• [TEXTE FOURNI]
————

Espionnage des données bancaires : l'eurodéputée Françoise Castex appelle l'Europe à suspendre l'accord Swift



Les révélations cette semaine d'un espionnage massif des télécommunicatons des Français par la NSA a entraîné comme une réaction en chaîne. Le jour de ces  révélations, la commission LIBE du parlement européen a adopté à une large majorité le rapport sur le futur règlement et la future directive européens qui doivent mettre à jour les dispositions actuelles obsolètes qui datent de 1995.
Mais l'affaire a jeté en Europe le doute sur les autres échanges numériques et notamment bancaires. Scandalisés par les pratiques de l'agence de sécurité américaine, des eurodéputés viennent de demander au Parlement européen la suspension temporaire de l'accord Swift. Cet accord, signé 2010 entre les Etats-Unis et l'Union européenne, autorise le Programme américain de pistage des financements terroristes (TFTP) de consulter des données bancaires stockées sur le réseau de la société Swift (Society for Worldwide Interbank Financial Telecommunication). Aux seules fins de lutte anti-terroriste ? Ou les Américains vont-ils plus loin, notamment en terme d'intelligence économique ?

Demande d'enquête à Europol

"Il existe, selon nous, des indications claires selon lesquelles la NSA pourrait récupérer des informations relatives à nos entreprises et à nos concitoyens sur le serveur Swift et les détourner. Nous appelons les 28 à suspendre cet accord, le temps de faire toute la lumière sur cette affaire. A partir du moment où votre partenaire vous espionne, la confiance est rompue", explique l'eurodéputée du Sud-Ouest Françoise Castex, spécialiste des questions numériques. "Nous demandons, en outre, à Europol d'ouvrir une enquête sur l'accès non autorisé aux données financières de paiement."

————

• [DONNÉES À EXAMINER]
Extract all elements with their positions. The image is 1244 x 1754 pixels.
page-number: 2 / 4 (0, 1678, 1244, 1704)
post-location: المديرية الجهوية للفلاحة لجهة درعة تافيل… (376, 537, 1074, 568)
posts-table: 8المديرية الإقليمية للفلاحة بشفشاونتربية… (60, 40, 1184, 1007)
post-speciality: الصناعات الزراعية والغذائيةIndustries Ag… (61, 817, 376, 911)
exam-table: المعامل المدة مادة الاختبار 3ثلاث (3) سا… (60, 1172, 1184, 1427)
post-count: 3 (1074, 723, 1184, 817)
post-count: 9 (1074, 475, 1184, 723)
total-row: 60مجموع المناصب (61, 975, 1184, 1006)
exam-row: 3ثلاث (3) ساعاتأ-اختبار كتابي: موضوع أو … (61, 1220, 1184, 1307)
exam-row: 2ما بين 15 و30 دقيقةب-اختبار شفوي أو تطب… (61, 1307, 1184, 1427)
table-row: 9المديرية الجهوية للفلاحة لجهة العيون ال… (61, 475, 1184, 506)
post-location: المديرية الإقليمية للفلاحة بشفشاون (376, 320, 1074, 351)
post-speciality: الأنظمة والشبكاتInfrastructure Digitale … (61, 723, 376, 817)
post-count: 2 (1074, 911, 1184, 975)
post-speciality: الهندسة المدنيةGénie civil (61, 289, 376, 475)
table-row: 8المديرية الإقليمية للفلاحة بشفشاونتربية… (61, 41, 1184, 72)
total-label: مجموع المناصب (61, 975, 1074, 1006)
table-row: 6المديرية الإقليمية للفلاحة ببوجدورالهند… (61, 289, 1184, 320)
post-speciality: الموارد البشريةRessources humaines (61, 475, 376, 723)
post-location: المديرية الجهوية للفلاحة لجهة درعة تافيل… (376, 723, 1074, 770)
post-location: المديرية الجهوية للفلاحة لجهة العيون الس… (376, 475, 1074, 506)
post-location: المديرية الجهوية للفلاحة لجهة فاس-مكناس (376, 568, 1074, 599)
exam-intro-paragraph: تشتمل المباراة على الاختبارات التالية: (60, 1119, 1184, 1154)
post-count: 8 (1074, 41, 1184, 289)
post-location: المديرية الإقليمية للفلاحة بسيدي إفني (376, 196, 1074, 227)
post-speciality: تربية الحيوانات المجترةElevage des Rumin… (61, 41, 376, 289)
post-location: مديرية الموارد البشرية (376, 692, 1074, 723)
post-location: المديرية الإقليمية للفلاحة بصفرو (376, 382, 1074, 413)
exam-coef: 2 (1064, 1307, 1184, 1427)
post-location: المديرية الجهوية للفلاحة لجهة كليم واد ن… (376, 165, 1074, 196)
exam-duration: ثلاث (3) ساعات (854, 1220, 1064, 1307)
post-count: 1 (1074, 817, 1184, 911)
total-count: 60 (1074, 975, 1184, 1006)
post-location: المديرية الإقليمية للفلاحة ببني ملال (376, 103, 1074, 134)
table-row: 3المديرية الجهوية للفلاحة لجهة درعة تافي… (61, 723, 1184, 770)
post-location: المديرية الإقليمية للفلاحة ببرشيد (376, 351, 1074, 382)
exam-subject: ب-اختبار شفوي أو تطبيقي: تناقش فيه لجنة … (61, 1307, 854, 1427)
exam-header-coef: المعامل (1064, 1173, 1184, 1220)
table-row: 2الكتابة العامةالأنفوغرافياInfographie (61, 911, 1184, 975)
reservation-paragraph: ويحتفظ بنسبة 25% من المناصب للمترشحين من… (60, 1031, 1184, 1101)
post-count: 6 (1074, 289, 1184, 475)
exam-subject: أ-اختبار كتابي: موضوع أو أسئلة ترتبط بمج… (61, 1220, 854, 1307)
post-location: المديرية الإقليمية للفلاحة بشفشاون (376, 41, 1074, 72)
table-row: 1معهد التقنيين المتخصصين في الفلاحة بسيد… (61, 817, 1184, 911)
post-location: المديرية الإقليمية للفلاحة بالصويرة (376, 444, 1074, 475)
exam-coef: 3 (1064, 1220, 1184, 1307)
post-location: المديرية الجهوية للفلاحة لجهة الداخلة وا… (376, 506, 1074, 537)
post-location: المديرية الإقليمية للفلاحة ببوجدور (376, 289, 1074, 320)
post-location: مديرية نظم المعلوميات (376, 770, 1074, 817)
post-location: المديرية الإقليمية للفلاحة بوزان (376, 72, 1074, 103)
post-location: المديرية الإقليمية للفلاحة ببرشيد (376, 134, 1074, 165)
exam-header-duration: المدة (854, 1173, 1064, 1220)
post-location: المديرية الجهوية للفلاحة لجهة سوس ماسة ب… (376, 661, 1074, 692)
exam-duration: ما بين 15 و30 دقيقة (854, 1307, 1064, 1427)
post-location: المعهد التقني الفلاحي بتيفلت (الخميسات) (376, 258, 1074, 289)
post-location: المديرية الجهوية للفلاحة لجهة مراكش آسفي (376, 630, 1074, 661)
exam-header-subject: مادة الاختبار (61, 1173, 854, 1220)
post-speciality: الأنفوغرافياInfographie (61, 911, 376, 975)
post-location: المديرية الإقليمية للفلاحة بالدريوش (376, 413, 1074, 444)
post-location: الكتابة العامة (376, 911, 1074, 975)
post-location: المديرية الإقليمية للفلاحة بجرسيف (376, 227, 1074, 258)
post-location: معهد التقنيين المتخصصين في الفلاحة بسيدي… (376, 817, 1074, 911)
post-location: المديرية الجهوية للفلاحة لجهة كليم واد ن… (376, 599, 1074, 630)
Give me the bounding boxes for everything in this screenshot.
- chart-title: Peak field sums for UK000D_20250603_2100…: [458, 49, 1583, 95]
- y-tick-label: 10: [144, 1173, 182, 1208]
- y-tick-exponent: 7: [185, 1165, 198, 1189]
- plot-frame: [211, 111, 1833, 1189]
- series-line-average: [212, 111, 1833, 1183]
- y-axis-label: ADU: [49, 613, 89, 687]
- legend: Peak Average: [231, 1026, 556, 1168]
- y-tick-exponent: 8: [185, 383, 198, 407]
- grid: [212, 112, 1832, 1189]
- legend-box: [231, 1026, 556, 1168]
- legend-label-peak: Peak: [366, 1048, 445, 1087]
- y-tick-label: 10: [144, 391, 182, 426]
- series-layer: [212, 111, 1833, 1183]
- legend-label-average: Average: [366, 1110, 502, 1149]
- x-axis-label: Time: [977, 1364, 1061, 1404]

————

• [CONSIGNE] Recopiez à l'identique le passage de l'article sur l'accord Swift compris entre « Mais l'affaire a » et « d'intelligence économique ? », bornes incluses.

• [SOLUTION ATTENDUE]
Mais l'affaire a jeté en Europe le doute sur les autres échanges numériques et notamment bancaires. Scandalisés par les pratiques de l'agence de sécurité américaine, des eurodéputés viennent de demander au Parlement européen la suspension temporaire de l'accord Swift. Cet accord, signé 2010 entre les Etats-Unis et l'Union européenne, autorise le Programme américain de pistage des financements terroristes (TFTP) de consulter des données bancaires stockées sur le réseau de la société Swift (Society for Worldwide Interbank Financial Telecommunication). Aux seules fins de lutte anti-terroriste ? Ou les Américains vont-ils plus loin, notamment en terme d'intelligence économique ?